═════ INPUT DATA

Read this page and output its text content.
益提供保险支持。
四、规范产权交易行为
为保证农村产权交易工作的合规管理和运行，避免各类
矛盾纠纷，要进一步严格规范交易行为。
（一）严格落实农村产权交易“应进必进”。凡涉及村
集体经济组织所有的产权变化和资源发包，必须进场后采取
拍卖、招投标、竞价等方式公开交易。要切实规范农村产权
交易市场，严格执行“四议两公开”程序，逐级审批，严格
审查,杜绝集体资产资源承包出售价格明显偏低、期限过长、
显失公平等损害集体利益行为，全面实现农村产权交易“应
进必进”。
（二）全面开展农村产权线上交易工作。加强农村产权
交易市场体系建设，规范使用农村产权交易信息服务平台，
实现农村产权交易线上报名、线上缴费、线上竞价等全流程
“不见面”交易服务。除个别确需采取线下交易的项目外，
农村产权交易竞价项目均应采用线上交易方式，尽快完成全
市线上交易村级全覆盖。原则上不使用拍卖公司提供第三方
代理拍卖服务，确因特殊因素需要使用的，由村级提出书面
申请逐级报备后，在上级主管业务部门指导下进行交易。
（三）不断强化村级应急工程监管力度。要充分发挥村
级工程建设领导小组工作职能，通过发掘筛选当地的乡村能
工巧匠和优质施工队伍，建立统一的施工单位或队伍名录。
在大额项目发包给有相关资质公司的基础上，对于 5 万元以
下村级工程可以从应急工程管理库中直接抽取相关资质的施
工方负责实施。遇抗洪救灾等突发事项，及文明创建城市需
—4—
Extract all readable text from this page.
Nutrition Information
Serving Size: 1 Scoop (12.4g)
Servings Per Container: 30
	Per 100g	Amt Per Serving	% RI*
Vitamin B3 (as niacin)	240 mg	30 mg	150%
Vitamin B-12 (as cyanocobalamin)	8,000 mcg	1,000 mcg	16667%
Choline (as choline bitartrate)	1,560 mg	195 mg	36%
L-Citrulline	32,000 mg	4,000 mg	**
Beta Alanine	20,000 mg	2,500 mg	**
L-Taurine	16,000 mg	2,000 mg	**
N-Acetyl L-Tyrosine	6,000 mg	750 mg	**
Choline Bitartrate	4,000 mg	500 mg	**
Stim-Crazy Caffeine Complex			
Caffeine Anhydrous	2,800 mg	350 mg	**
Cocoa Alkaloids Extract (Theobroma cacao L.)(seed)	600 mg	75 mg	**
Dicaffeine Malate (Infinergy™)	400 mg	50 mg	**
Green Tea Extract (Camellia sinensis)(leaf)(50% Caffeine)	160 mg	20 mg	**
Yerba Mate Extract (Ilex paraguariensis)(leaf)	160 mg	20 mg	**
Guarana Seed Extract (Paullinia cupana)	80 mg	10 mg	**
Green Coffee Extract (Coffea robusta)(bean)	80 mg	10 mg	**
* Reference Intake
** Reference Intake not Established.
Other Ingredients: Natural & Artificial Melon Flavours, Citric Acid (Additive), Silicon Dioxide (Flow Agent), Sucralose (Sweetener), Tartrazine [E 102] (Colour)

══════════

WHAT IS ASKED :: Working from the material above, retype it in its entirety without change.

SOLVED PROBLEM ::
Read this page and output its text content.
益提供保险支持。
四、规范产权交易行为
为保证农村产权交易工作的合规管理和运行，避免各类
矛盾纠纷，要进一步严格规范交易行为。
（一）严格落实农村产权交易“应进必进”。凡涉及村
集体经济组织所有的产权变化和资源发包，必须进场后采取
拍卖、招投标、竞价等方式公开交易。要切实规范农村产权
交易市场，严格执行“四议两公开”程序，逐级审批，严格
审查,杜绝集体资产资源承包出售价格明显偏低、期限过长、
显失公平等损害集体利益行为，全面实现农村产权交易“应
进必进”。
（二）全面开展农村产权线上交易工作。加强农村产权
交易市场体系建设，规范使用农村产权交易信息服务平台，
实现农村产权交易线上报名、线上缴费、线上竞价等全流程
“不见面”交易服务。除个别确需采取线下交易的项目外，
农村产权交易竞价项目均应采用线上交易方式，尽快完成全
市线上交易村级全覆盖。原则上不使用拍卖公司提供第三方
代理拍卖服务，确因特殊因素需要使用的，由村级提出书面
申请逐级报备后，在上级主管业务部门指导下进行交易。
（三）不断强化村级应急工程监管力度。要充分发挥村
级工程建设领导小组工作职能，通过发掘筛选当地的乡村能
工巧匠和优质施工队伍，建立统一的施工单位或队伍名录。
在大额项目发包给有相关资质公司的基础上，对于 5 万元以
下村级工程可以从应急工程管理库中直接抽取相关资质的施
工方负责实施。遇抗洪救灾等突发事项，及文明创建城市需
—4—
Extract all readable text from this page.
Nutrition Information
Serving Size: 1 Scoop (12.4g)
Servings Per Container: 30
	Per 100g	Amt Per Serving	% RI*
Vitamin B3 (as niacin)	240 mg	30 mg	150%
Vitamin B-12 (as cyanocobalamin)	8,000 mcg	1,000 mcg	16667%
Choline (as choline bitartrate)	1,560 mg	195 mg	36%
L-Citrulline	32,000 mg	4,000 mg	**
Beta Alanine	20,000 mg	2,500 mg	**
L-Taurine	16,000 mg	2,000 mg	**
N-Acetyl L-Tyrosine	6,000 mg	750 mg	**
Choline Bitartrate	4,000 mg	500 mg	**
Stim-Crazy Caffeine Complex			
Caffeine Anhydrous	2,800 mg	350 mg	**
Cocoa Alkaloids Extract (Theobroma cacao L.)(seed)	600 mg	75 mg	**
Dicaffeine Malate (Infinergy™)	400 mg	50 mg	**
Green Tea Extract (Camellia sinensis)(leaf)(50% Caffeine)	160 mg	20 mg	**
Yerba Mate Extract (Ilex paraguariensis)(leaf)	160 mg	20 mg	**
Guarana Seed Extract (Paullinia cupana)	80 mg	10 mg	**
Green Coffee Extract (Coffea robusta)(bean)	80 mg	10 mg	**
* Reference Intake
** Reference Intake not Established.
Other Ingredients: Natural & Artificial Melon Flavours, Citric Acid (Additive), Silicon Dioxide (Flow Agent), Sucralose (Sweetener), Tartrazine [E 102] (Colour)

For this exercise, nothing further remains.